> [GIVEN EXERCISE] Write out all of the records precisely. Skip anything that is a picture.

= = = =

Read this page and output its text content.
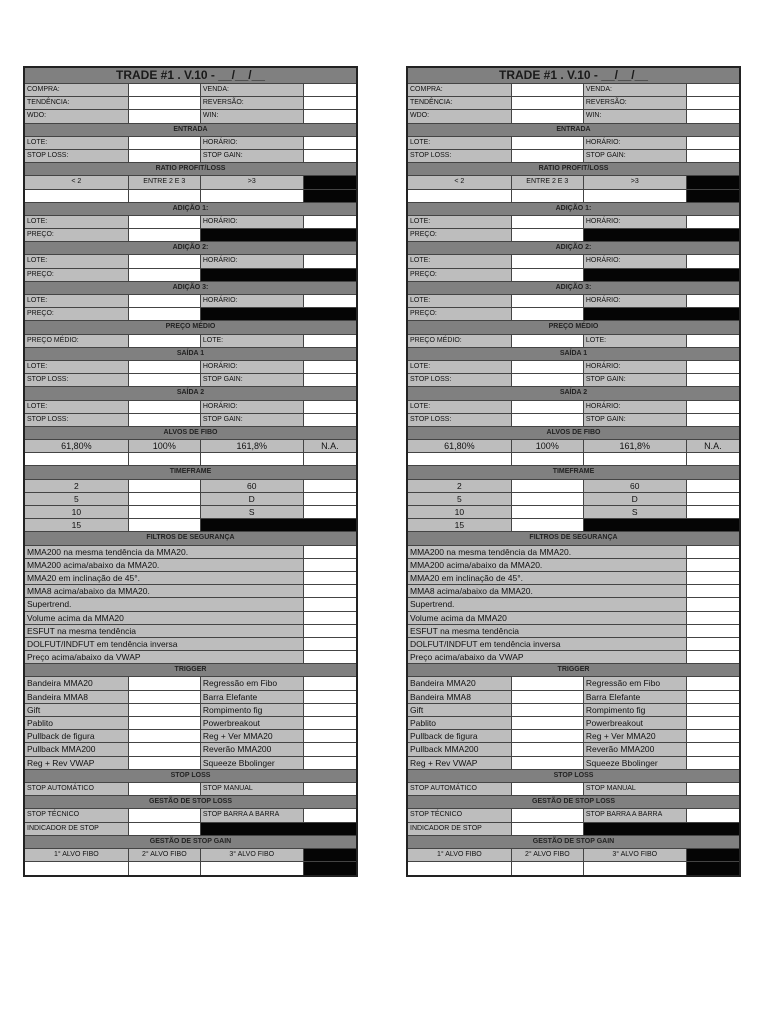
TRADE #1 . V.10 - __/__/__
COMPRA:	VENDA:
TENDÊNCIA:	REVERSÃO:
WDO:	WIN:
ENTRADA
LOTE:	HORÁRIO:
STOP LOSS:	STOP GAIN:
RATIO PROFIT/LOSS
< 2	ENTRE 2 E 3	>3
ADIÇÃO 1:
LOTE:	HORÁRIO:
PREÇO:
ADIÇÃO 2:
LOTE:	HORÁRIO:
PREÇO:
ADIÇÃO 3:
LOTE:	HORÁRIO:
PREÇO:
PREÇO MÉDIO
PREÇO MÉDIO:	LOTE:
SAÍDA 1
LOTE:	HORÁRIO:
STOP LOSS:	STOP GAIN:
SAÍDA 2
LOTE:	HORÁRIO:
STOP LOSS:	STOP GAIN:
ALVOS DE FIBO
61,80%	100%	161,8%	N.A.
TIMEFRAME
2	60
5	D
10	S
15
FILTROS DE SEGURANÇA
MMA200 na mesma tendência da MMA20.
MMA200 acima/abaixo da MMA20.
MMA20 em inclinação de 45°.
MMA8 acima/abaixo da MMA20.
Supertrend.
Volume acima da MMA20
ESFUT na mesma tendência
DOLFUT/INDFUT em tendência inversa
Preço acima/abaixo da VWAP
TRIGGER
Bandeira MMA20	Regressão em Fibo
Bandeira MMA8	Barra Elefante
Gift	Rompimento fig
Pablito	Powerbreakout
Pullback de figura	Reg + Ver MMA20
Pullback MMA200	Reverão MMA200
Reg + Rev VWAP	Squeeze Bbolinger
STOP LOSS
STOP AUTOMÁTICO	STOP MANUAL
GESTÃO DE STOP LOSS
STOP TÉCNICO	STOP BARRA A BARRA
INDICADOR DE STOP
GESTÃO DE STOP GAIN
1° ALVO FIBO	2° ALVO FIBO	3° ALVO FIBO
TRADE #1 . V.10 - __/__/__
COMPRA:	VENDA:
TENDÊNCIA:	REVERSÃO:
WDO:	WIN:
ENTRADA
LOTE:	HORÁRIO:
STOP LOSS:	STOP GAIN:
RATIO PROFIT/LOSS
< 2	ENTRE 2 E 3	>3
ADIÇÃO 1:
LOTE:	HORÁRIO:
PREÇO:
ADIÇÃO 2:
LOTE:	HORÁRIO:
PREÇO:
ADIÇÃO 3:
LOTE:	HORÁRIO:
PREÇO:
PREÇO MÉDIO
PREÇO MÉDIO:	LOTE:
SAÍDA 1
LOTE:	HORÁRIO:
STOP LOSS:	STOP GAIN:
SAÍDA 2
LOTE:	HORÁRIO:
STOP LOSS:	STOP GAIN:
ALVOS DE FIBO
61,80%	100%	161,8%	N.A.
TIMEFRAME
2	60
5	D
10	S
15
FILTROS DE SEGURANÇA
MMA200 na mesma tendência da MMA20.
MMA200 acima/abaixo da MMA20.
MMA20 em inclinação de 45°.
MMA8 acima/abaixo da MMA20.
Supertrend.
Volume acima da MMA20
ESFUT na mesma tendência
DOLFUT/INDFUT em tendência inversa
Preço acima/abaixo da VWAP
TRIGGER
Bandeira MMA20	Regressão em Fibo
Bandeira MMA8	Barra Elefante
Gift	Rompimento fig
Pablito	Powerbreakout
Pullback de figura	Reg + Ver MMA20
Pullback MMA200	Reverão MMA200
Reg + Rev VWAP	Squeeze Bbolinger
STOP LOSS
STOP AUTOMÁTICO	STOP MANUAL
GESTÃO DE STOP LOSS
STOP TÉCNICO	STOP BARRA A BARRA
INDICADOR DE STOP
GESTÃO DE STOP GAIN
1° ALVO FIBO	2° ALVO FIBO	3° ALVO FIBO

= = = =

> [RESPONSE TO THE TASK]
Read this page and output its text content.
TRADE #1 . V.10 - __/__/__
COMPRA:	VENDA:
TENDÊNCIA:	REVERSÃO:
WDO:	WIN:
ENTRADA
LOTE:	HORÁRIO:
STOP LOSS:	STOP GAIN:
RATIO PROFIT/LOSS
< 2	ENTRE 2 E 3	>3
ADIÇÃO 1:
LOTE:	HORÁRIO:
PREÇO:
ADIÇÃO 2:
LOTE:	HORÁRIO:
PREÇO:
ADIÇÃO 3:
LOTE:	HORÁRIO:
PREÇO:
PREÇO MÉDIO
PREÇO MÉDIO:	LOTE:
SAÍDA 1
LOTE:	HORÁRIO:
STOP LOSS:	STOP GAIN:
SAÍDA 2
LOTE:	HORÁRIO:
STOP LOSS:	STOP GAIN:
ALVOS DE FIBO
61,80%	100%	161,8%	N.A.
TIMEFRAME
2	60
5	D
10	S
15
FILTROS DE SEGURANÇA
MMA200 na mesma tendência da MMA20.
MMA200 acima/abaixo da MMA20.
MMA20 em inclinação de 45°.
MMA8 acima/abaixo da MMA20.
Supertrend.
Volume acima da MMA20
ESFUT na mesma tendência
DOLFUT/INDFUT em tendência inversa
Preço acima/abaixo da VWAP
TRIGGER
Bandeira MMA20	Regressão em Fibo
Bandeira MMA8	Barra Elefante
Gift	Rompimento fig
Pablito	Powerbreakout
Pullback de figura	Reg + Ver MMA20
Pullback MMA200	Reverão MMA200
Reg + Rev VWAP	Squeeze Bbolinger
STOP LOSS
STOP AUTOMÁTICO	STOP MANUAL
GESTÃO DE STOP LOSS
STOP TÉCNICO	STOP BARRA A BARRA
INDICADOR DE STOP
GESTÃO DE STOP GAIN
1° ALVO FIBO	2° ALVO FIBO	3° ALVO FIBO
TRADE #1 . V.10 - __/__/__
COMPRA:	VENDA:
TENDÊNCIA:	REVERSÃO:
WDO:	WIN:
ENTRADA
LOTE:	HORÁRIO:
STOP LOSS:	STOP GAIN:
RATIO PROFIT/LOSS
< 2	ENTRE 2 E 3	>3
ADIÇÃO 1:
LOTE:	HORÁRIO:
PREÇO:
ADIÇÃO 2:
LOTE:	HORÁRIO:
PREÇO:
ADIÇÃO 3:
LOTE:	HORÁRIO:
PREÇO:
PREÇO MÉDIO
PREÇO MÉDIO:	LOTE:
SAÍDA 1
LOTE:	HORÁRIO:
STOP LOSS:	STOP GAIN:
SAÍDA 2
LOTE:	HORÁRIO:
STOP LOSS:	STOP GAIN:
ALVOS DE FIBO
61,80%	100%	161,8%	N.A.
TIMEFRAME
2	60
5	D
10	S
15
FILTROS DE SEGURANÇA
MMA200 na mesma tendência da MMA20.
MMA200 acima/abaixo da MMA20.
MMA20 em inclinação de 45°.
MMA8 acima/abaixo da MMA20.
Supertrend.
Volume acima da MMA20
ESFUT na mesma tendência
DOLFUT/INDFUT em tendência inversa
Preço acima/abaixo da VWAP
TRIGGER
Bandeira MMA20	Regressão em Fibo
Bandeira MMA8	Barra Elefante
Gift	Rompimento fig
Pablito	Powerbreakout
Pullback de figura	Reg + Ver MMA20
Pullback MMA200	Reverão MMA200
Reg + Rev VWAP	Squeeze Bbolinger
STOP LOSS
STOP AUTOMÁTICO	STOP MANUAL
GESTÃO DE STOP LOSS
STOP TÉCNICO	STOP BARRA A BARRA
INDICADOR DE STOP
GESTÃO DE STOP GAIN
1° ALVO FIBO	2° ALVO FIBO	3° ALVO FIBO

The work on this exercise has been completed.